[Figure data in JSON]
|---|

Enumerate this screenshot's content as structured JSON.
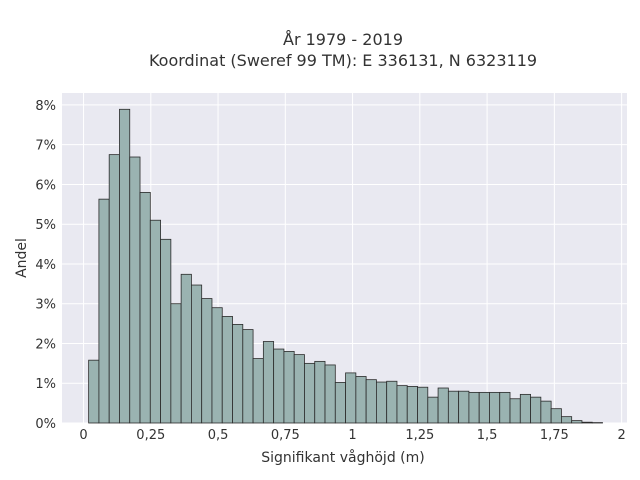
{
  "chart_data": {
    "type": "bar",
    "title_line1": "År 1979 - 2019",
    "title_line2": "Koordinat (Sweref 99 TM): E 336131, N 6323119",
    "xlabel": "Signifikant våghöjd (m)",
    "ylabel": "Andel",
    "xlim": [
      -0.08,
      2.02
    ],
    "ylim": [
      0,
      0.083
    ],
    "xticks": [
      {
        "value": 0,
        "label": "0"
      },
      {
        "value": 0.25,
        "label": "0,25"
      },
      {
        "value": 0.5,
        "label": "0,5"
      },
      {
        "value": 0.75,
        "label": "0,75"
      },
      {
        "value": 1,
        "label": "1"
      },
      {
        "value": 1.25,
        "label": "1,25"
      },
      {
        "value": 1.5,
        "label": "1,5"
      },
      {
        "value": 1.75,
        "label": "1,75"
      },
      {
        "value": 2,
        "label": "2"
      }
    ],
    "yticks": [
      {
        "value": 0,
        "label": "0%"
      },
      {
        "value": 0.01,
        "label": "1%"
      },
      {
        "value": 0.02,
        "label": "2%"
      },
      {
        "value": 0.03,
        "label": "3%"
      },
      {
        "value": 0.04,
        "label": "4%"
      },
      {
        "value": 0.05,
        "label": "5%"
      },
      {
        "value": 0.06,
        "label": "6%"
      },
      {
        "value": 0.07,
        "label": "7%"
      },
      {
        "value": 0.08,
        "label": "8%"
      }
    ],
    "bin_start": 0.019,
    "bin_width": 0.0382,
    "values": [
      0.0158,
      0.0563,
      0.0675,
      0.0789,
      0.0669,
      0.058,
      0.051,
      0.0462,
      0.03,
      0.0374,
      0.0347,
      0.0313,
      0.029,
      0.0268,
      0.0248,
      0.0235,
      0.0162,
      0.0205,
      0.0186,
      0.018,
      0.0172,
      0.015,
      0.0155,
      0.0146,
      0.0102,
      0.0126,
      0.0117,
      0.0109,
      0.0103,
      0.0105,
      0.0094,
      0.0092,
      0.009,
      0.0065,
      0.0088,
      0.008,
      0.008,
      0.0077,
      0.0077,
      0.0077,
      0.0077,
      0.0061,
      0.0072,
      0.0065,
      0.0055,
      0.0036,
      0.0016,
      0.0006,
      0.0002,
      0.0001
    ],
    "colors": {
      "bar": "#9ab3b1",
      "edge": "#2b2b2b",
      "background": "#e9e9f1",
      "grid": "#ffffff"
    },
    "grid": true,
    "legend": "none"
  }
}
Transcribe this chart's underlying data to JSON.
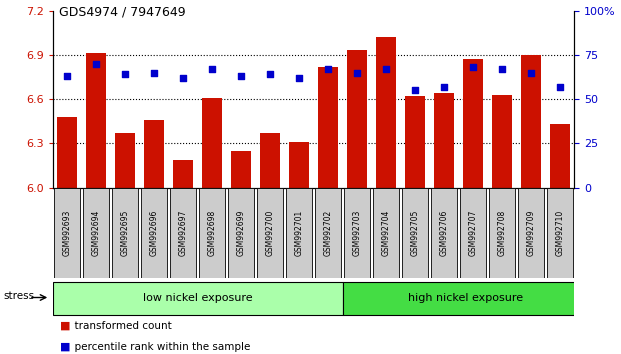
{
  "title": "GDS4974 / 7947649",
  "samples": [
    "GSM992693",
    "GSM992694",
    "GSM992695",
    "GSM992696",
    "GSM992697",
    "GSM992698",
    "GSM992699",
    "GSM992700",
    "GSM992701",
    "GSM992702",
    "GSM992703",
    "GSM992704",
    "GSM992705",
    "GSM992706",
    "GSM992707",
    "GSM992708",
    "GSM992709",
    "GSM992710"
  ],
  "bar_values": [
    6.48,
    6.91,
    6.37,
    6.46,
    6.19,
    6.61,
    6.25,
    6.37,
    6.31,
    6.82,
    6.93,
    7.02,
    6.62,
    6.64,
    6.87,
    6.63,
    6.9,
    6.43
  ],
  "dot_values": [
    63,
    70,
    64,
    65,
    62,
    67,
    63,
    64,
    62,
    67,
    65,
    67,
    55,
    57,
    68,
    67,
    65,
    57
  ],
  "bar_color": "#cc1100",
  "dot_color": "#0000cc",
  "ylim_left": [
    6.0,
    7.2
  ],
  "ylim_right": [
    0,
    100
  ],
  "yticks_left": [
    6.0,
    6.3,
    6.6,
    6.9,
    7.2
  ],
  "yticks_right": [
    0,
    25,
    50,
    75,
    100
  ],
  "ytick_labels_right": [
    "0",
    "25",
    "50",
    "75",
    "100%"
  ],
  "grid_values": [
    6.3,
    6.6,
    6.9
  ],
  "group1_label": "low nickel exposure",
  "group2_label": "high nickel exposure",
  "group1_count": 10,
  "stress_label": "stress",
  "legend_bar_label": "transformed count",
  "legend_dot_label": "percentile rank within the sample",
  "group1_color": "#aaffaa",
  "group2_color": "#44dd44",
  "sample_box_color": "#cccccc",
  "bar_bottom": 6.0,
  "background_color": "#ffffff"
}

|---|

**Work to be completed:**
Your task is to repeat the data above exactly while excluding the pictures.

**Output for this exercise:**
Enumerate this screenshot's content as structured JSON.
{
  "chart_data": {
    "type": "bar",
    "title_line1": "År 1979 - 2019",
    "title_line2": "Koordinat (Sweref 99 TM): E 336131, N 6323119",
    "xlabel": "Signifikant våghöjd (m)",
    "ylabel": "Andel",
    "xlim": [
      -0.08,
      2.02
    ],
    "ylim": [
      0,
      0.083
    ],
    "xticks": [
      {
        "value": 0,
        "label": "0"
      },
      {
        "value": 0.25,
        "label": "0,25"
      },
      {
        "value": 0.5,
        "label": "0,5"
      },
      {
        "value": 0.75,
        "label": "0,75"
      },
      {
        "value": 1,
        "label": "1"
      },
      {
        "value": 1.25,
        "label": "1,25"
      },
      {
        "value": 1.5,
        "label": "1,5"
      },
      {
        "value": 1.75,
        "label": "1,75"
      },
      {
        "value": 2,
        "label": "2"
      }
    ],
    "yticks": [
      {
        "value": 0,
        "label": "0%"
      },
      {
        "value": 0.01,
        "label": "1%"
      },
      {
        "value": 0.02,
        "label": "2%"
      },
      {
        "value": 0.03,
        "label": "3%"
      },
      {
        "value": 0.04,
        "label": "4%"
      },
      {
        "value": 0.05,
        "label": "5%"
      },
      {
        "value": 0.06,
        "label": "6%"
      },
      {
        "value": 0.07,
        "label": "7%"
      },
      {
        "value": 0.08,
        "label": "8%"
      }
    ],
    "bin_start": 0.019,
    "bin_width": 0.0382,
    "values": [
      0.0158,
      0.0563,
      0.0675,
      0.0789,
      0.0669,
      0.058,
      0.051,
      0.0462,
      0.03,
      0.0374,
      0.0347,
      0.0313,
      0.029,
      0.0268,
      0.0248,
      0.0235,
      0.0162,
      0.0205,
      0.0186,
      0.018,
      0.0172,
      0.015,
      0.0155,
      0.0146,
      0.0102,
      0.0126,
      0.0117,
      0.0109,
      0.0103,
      0.0105,
      0.0094,
      0.0092,
      0.009,
      0.0065,
      0.0088,
      0.008,
      0.008,
      0.0077,
      0.0077,
      0.0077,
      0.0077,
      0.0061,
      0.0072,
      0.0065,
      0.0055,
      0.0036,
      0.0016,
      0.0006,
      0.0002,
      0.0001
    ],
    "colors": {
      "bar": "#9ab3b1",
      "edge": "#2b2b2b",
      "background": "#e9e9f1",
      "grid": "#ffffff"
    },
    "grid": true,
    "legend": "none"
  }
}
Transcribe this chart's underlying data to JSON.
{
  "title": "GDS4974 / 7947649",
  "samples": [
    "GSM992693",
    "GSM992694",
    "GSM992695",
    "GSM992696",
    "GSM992697",
    "GSM992698",
    "GSM992699",
    "GSM992700",
    "GSM992701",
    "GSM992702",
    "GSM992703",
    "GSM992704",
    "GSM992705",
    "GSM992706",
    "GSM992707",
    "GSM992708",
    "GSM992709",
    "GSM992710"
  ],
  "bar_values": [
    6.48,
    6.91,
    6.37,
    6.46,
    6.19,
    6.61,
    6.25,
    6.37,
    6.31,
    6.82,
    6.93,
    7.02,
    6.62,
    6.64,
    6.87,
    6.63,
    6.9,
    6.43
  ],
  "dot_values": [
    63,
    70,
    64,
    65,
    62,
    67,
    63,
    64,
    62,
    67,
    65,
    67,
    55,
    57,
    68,
    67,
    65,
    57
  ],
  "bar_color": "#cc1100",
  "dot_color": "#0000cc",
  "ylim_left": [
    6.0,
    7.2
  ],
  "ylim_right": [
    0,
    100
  ],
  "yticks_left": [
    6.0,
    6.3,
    6.6,
    6.9,
    7.2
  ],
  "yticks_right": [
    0,
    25,
    50,
    75,
    100
  ],
  "ytick_labels_right": [
    "0",
    "25",
    "50",
    "75",
    "100%"
  ],
  "grid_values": [
    6.3,
    6.6,
    6.9
  ],
  "group1_label": "low nickel exposure",
  "group2_label": "high nickel exposure",
  "group1_count": 10,
  "stress_label": "stress",
  "legend_bar_label": "transformed count",
  "legend_dot_label": "percentile rank within the sample",
  "group1_color": "#aaffaa",
  "group2_color": "#44dd44",
  "sample_box_color": "#cccccc",
  "bar_bottom": 6.0,
  "background_color": "#ffffff"
}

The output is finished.